INSTRUCTIONS TO FOLLOW:
Please write out the food-label text again, starting at "- Sugar-free does" and ending at "in large amounts.", and change "GI upset" to "stomach upset".

DOCUMENT TEXT:
+ + + + + + +
One of the best ways to comply with your diabetes treatment plan is to know what you’re eating. Details such as total carbohydrates, fat, salt, sugar and calories make a big difference. Learn how to read food labels for optimum well-being and better blood sugar control.
- Start by reading the list of ingredients on the label. Look for healthy ingredients such as oats, whole-wheat flour and soy. Monounsaturated fats promote heart health including peanut, olive and canola oils. Stay away from unhealthy ingredients such as partially hydrogenated or hydrogenated oil. The heaviest ingredient is listed first and other ingredients used in decreasing amounts follow. You don’t want foods that list ingredients such as sugar or salt first.
- Look at carbohydrate levels as well as sugars. The grams of total carbohydrates include fiber, complex carbohydrates and sugar. Consider foods with natural sugars that might be nutritious such as milk and fruit. Some high carbohydrate foods may be poor choices such as packaged pre-sweetened cereals ,white bread, pastas and rice. Select high fiber foods with 3 or more grams of fiber. You can subtract the fiber from the total amount of carbohydrates to lower the count.
- Sugar-free does not mean there is no sugar or that the food is free of carbohydrates or calories. A sugar-free label means one serving has less than 0.5 gram of sugar. Compare labels and make sure the sugar-free product also has fewer carbohydrates. “ No sugar added” does not mean there are no carbohydrates and calories. Be aware of foods with sugar alcohols that contain calories and carbohydrate. Ingredients to watch include Xylitol, sorbitol and mannitol. These products may cause GI upset in large amounts.
- Fat-free and low-fat foods may have more carbohydrates and as many calories as the standard version of the food. Compare labels before you make a final decision and don’t get fooled by fat-free food labels. Look for healthier fats such as polyunsaturated and monounsaturated fats that help protect your heart health and could lower your cholesterol level. Limit unhealthy fats such as trans and saturated fats that increase your risk of heart disease.
- Read food labels to find free foods that you can eat frequently throughout the day. These foods contain less than 20 calories and less than 5 grams of carbohydrates per serving. Free foods include sugar-free flavored gelatin, diet sodas and sugar-free candy or gum. Stay away from empty calories that can pack on the pounds such as alcohol or sugary soft drinks. Instead choose nutritional drinks made especially for people with diabetes.
+ + + + + + +
INFORMATION GIVEN:
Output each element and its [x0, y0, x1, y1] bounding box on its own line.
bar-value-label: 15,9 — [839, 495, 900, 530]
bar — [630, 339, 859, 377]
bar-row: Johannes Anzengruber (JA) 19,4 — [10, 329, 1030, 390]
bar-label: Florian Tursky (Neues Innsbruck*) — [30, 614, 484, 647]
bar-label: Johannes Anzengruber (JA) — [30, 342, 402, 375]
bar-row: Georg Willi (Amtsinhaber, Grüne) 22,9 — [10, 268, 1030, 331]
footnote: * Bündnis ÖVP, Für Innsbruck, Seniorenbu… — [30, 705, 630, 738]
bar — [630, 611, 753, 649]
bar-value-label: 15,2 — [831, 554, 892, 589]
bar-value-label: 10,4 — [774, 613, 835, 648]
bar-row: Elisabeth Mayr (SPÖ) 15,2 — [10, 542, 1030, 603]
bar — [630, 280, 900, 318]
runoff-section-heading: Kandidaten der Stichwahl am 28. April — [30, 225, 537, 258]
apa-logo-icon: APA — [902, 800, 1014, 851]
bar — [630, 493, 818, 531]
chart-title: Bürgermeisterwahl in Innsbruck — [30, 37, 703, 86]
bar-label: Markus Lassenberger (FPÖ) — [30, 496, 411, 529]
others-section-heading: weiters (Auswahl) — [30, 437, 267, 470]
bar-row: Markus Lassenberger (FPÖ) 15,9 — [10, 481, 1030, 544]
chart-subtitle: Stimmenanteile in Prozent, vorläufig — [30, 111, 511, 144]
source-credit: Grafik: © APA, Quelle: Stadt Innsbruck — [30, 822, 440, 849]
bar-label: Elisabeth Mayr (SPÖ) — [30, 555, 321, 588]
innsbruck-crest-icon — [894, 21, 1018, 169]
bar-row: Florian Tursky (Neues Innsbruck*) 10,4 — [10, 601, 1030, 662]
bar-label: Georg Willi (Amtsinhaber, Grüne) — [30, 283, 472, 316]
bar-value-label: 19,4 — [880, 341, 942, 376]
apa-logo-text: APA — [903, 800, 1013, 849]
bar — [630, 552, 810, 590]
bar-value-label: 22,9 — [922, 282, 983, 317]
+ + + + + + +
ANSWER SECTION:
- Sugar-free does not mean there is no sugar or that the food is free of carbohydrates or calories. A sugar-free label means one serving has less than 0.5 gram of sugar. Compare labels and make sure the sugar-free product also has fewer carbohydrates. “ No sugar added” does not mean there are no carbohydrates and calories. Be aware of foods with sugar alcohols that contain calories and carbohydrate. Ingredients to watch include Xylitol, sorbitol and mannitol. These products may cause stomach upset in large amounts.